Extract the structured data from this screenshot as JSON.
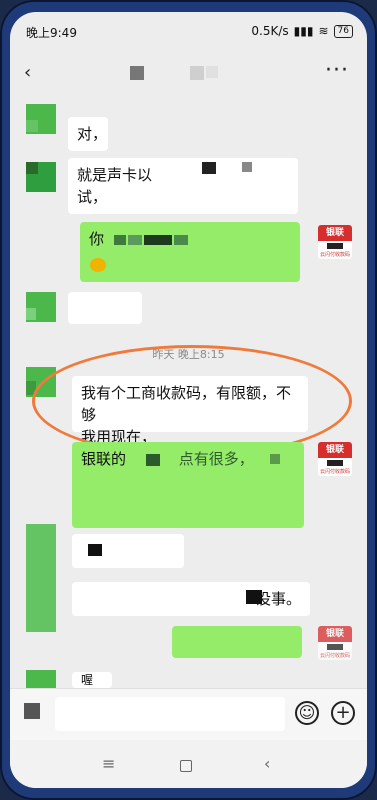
{
  "status_bar": {
    "time": "晚上9:49",
    "network_speed": "0.5K/s",
    "signal": "▮▮▮",
    "wifi": "≋",
    "battery": "76"
  },
  "title_bar": {
    "back_icon": "‹",
    "more_icon": "···"
  },
  "messages": {
    "m1": "对，",
    "m2_line1": "就是声卡以",
    "m2_line2": "试，",
    "m3": "你",
    "timestamp": "昨天 晚上8:15",
    "m4_line1": "我有个工商收款码，有限额，不够",
    "m4_line2": "我用现在，",
    "m5": "银联的",
    "m5_partial": "点有很多，",
    "m6_partial": "没事。",
    "m7_partial": "喔"
  },
  "unionpay_badge": {
    "title": "银联",
    "subtitle": "云闪付收款码"
  },
  "input_bar": {
    "emoji_icon": "☺",
    "plus_icon": "+"
  },
  "nav_bar": {
    "menu_icon": "≡",
    "back_icon": "‹"
  }
}
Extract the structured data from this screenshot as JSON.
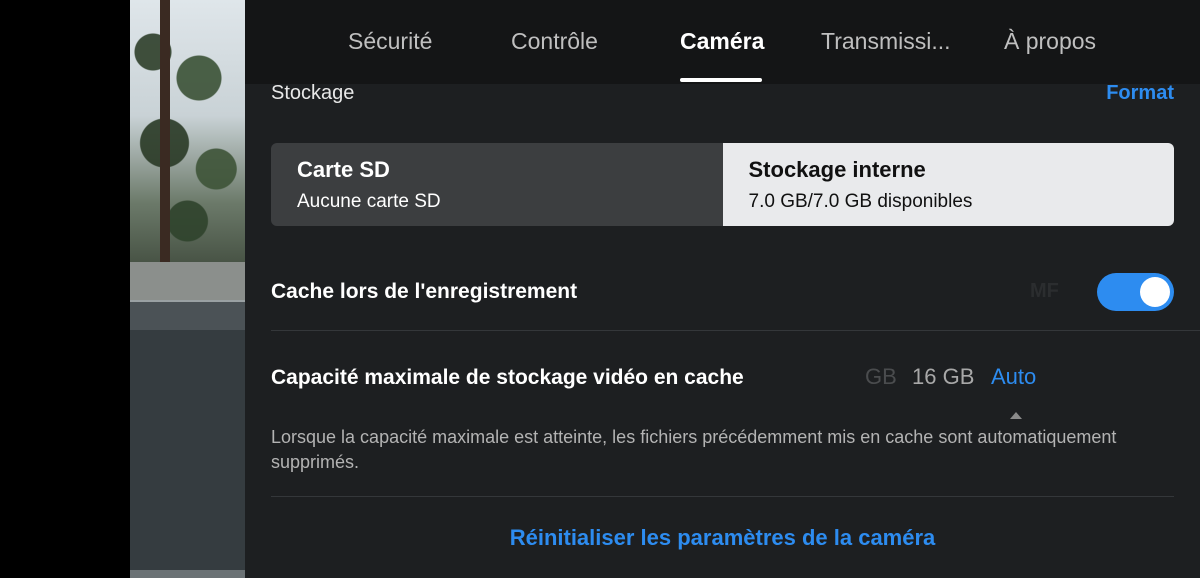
{
  "tabs": [
    {
      "label": "Sécurité",
      "active": false
    },
    {
      "label": "Contrôle",
      "active": false
    },
    {
      "label": "Caméra",
      "active": true
    },
    {
      "label": "Transmissi...",
      "active": false
    },
    {
      "label": "À propos",
      "active": false
    }
  ],
  "storage": {
    "section_label": "Stockage",
    "format_label": "Format",
    "options": [
      {
        "title": "Carte SD",
        "subtitle": "Aucune carte SD",
        "selected": false
      },
      {
        "title": "Stockage interne",
        "subtitle": "7.0 GB/7.0 GB disponibles",
        "selected": true
      }
    ]
  },
  "cache_recording": {
    "label": "Cache lors de l'enregistrement",
    "enabled": true,
    "ghost_text": "MF"
  },
  "max_capacity": {
    "label": "Capacité maximale de stockage vidéo en cache",
    "options": [
      "GB",
      "16 GB",
      "Auto"
    ],
    "selected": "Auto",
    "description": "Lorsque la capacité maximale est atteinte, les fichiers précédemment mis en cache sont automatiquement supprimés."
  },
  "reset_label": "Réinitialiser les paramètres de la caméra",
  "colors": {
    "accent": "#2d8cf0",
    "panel_bg": "#1d1f21",
    "tabbar_bg": "#141516"
  }
}
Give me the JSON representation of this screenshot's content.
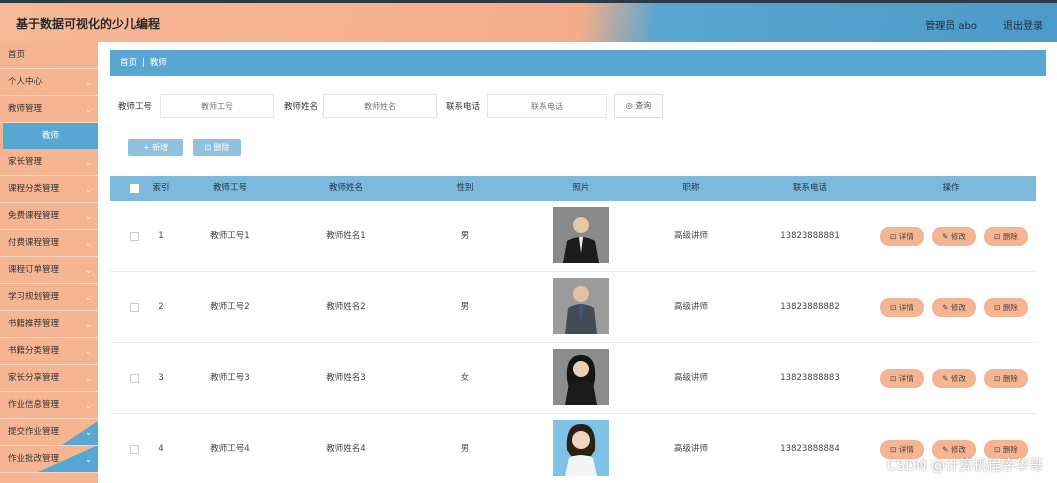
{
  "header": {
    "title": "基于数据可视化的少儿编程",
    "user": "管理员 abo",
    "logout": "退出登录"
  },
  "sidebar": {
    "items": [
      {
        "label": "首页",
        "chevron": false
      },
      {
        "label": "个人中心",
        "chevron": true
      },
      {
        "label": "教师管理",
        "chevron": true
      },
      {
        "label": "家长管理",
        "chevron": true
      },
      {
        "label": "课程分类管理",
        "chevron": true
      },
      {
        "label": "免费课程管理",
        "chevron": true
      },
      {
        "label": "付费课程管理",
        "chevron": true
      },
      {
        "label": "课程订单管理",
        "chevron": true
      },
      {
        "label": "学习规划管理",
        "chevron": true
      },
      {
        "label": "书籍推荐管理",
        "chevron": true
      },
      {
        "label": "书籍分类管理",
        "chevron": true
      },
      {
        "label": "家长分享管理",
        "chevron": true
      },
      {
        "label": "作业信息管理",
        "chevron": true
      },
      {
        "label": "提交作业管理",
        "chevron": true
      },
      {
        "label": "作业批改管理",
        "chevron": true
      }
    ],
    "submenu_label": "教师"
  },
  "breadcrumb": {
    "home": "首页",
    "separator": "|",
    "current": "教师"
  },
  "search": {
    "teacher_no_label": "教师工号",
    "teacher_no_placeholder": "教师工号",
    "teacher_name_label": "教师姓名",
    "teacher_name_placeholder": "教师姓名",
    "phone_label": "联系电话",
    "phone_placeholder": "联系电话",
    "query_label": "◎ 查询"
  },
  "actions": {
    "add_label": "+ 新增",
    "delete_label": "⊡ 删除"
  },
  "table": {
    "headers": [
      "索引",
      "教师工号",
      "教师姓名",
      "性别",
      "照片",
      "职称",
      "联系电话",
      "操作"
    ],
    "rows": [
      {
        "index": "1",
        "no": "教师工号1",
        "name": "教师姓名1",
        "gender": "男",
        "title": "高级讲师",
        "phone": "13823888881"
      },
      {
        "index": "2",
        "no": "教师工号2",
        "name": "教师姓名2",
        "gender": "男",
        "title": "高级讲师",
        "phone": "13823888882"
      },
      {
        "index": "3",
        "no": "教师工号3",
        "name": "教师姓名3",
        "gender": "女",
        "title": "高级讲师",
        "phone": "13823888883"
      },
      {
        "index": "4",
        "no": "教师工号4",
        "name": "教师姓名4",
        "gender": "男",
        "title": "高级讲师",
        "phone": "13823888884"
      }
    ],
    "detail_label": "⊡ 详情",
    "edit_label": "✎ 修改",
    "remove_label": "⊡ 删除"
  },
  "watermark": "CSDN @计算机程序华哥",
  "colors": {
    "accent_orange": "#f6b592",
    "accent_blue": "#58a7d2",
    "table_header": "#7db9dc"
  },
  "icons": [
    "chevron-down-icon",
    "checkbox-icon",
    "detail-icon",
    "edit-icon",
    "delete-icon",
    "search-icon",
    "plus-icon",
    "person-photo-icon"
  ]
}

- [Task goal]: Pull every line containing the word "subtitle" out of the entries above.

- [Final answer]:
    "subtitle": "云闪付收款码"
        "subtitle": "Aucune carte SD",
        "subtitle": "7.0 GB/7.0 GB disponibles",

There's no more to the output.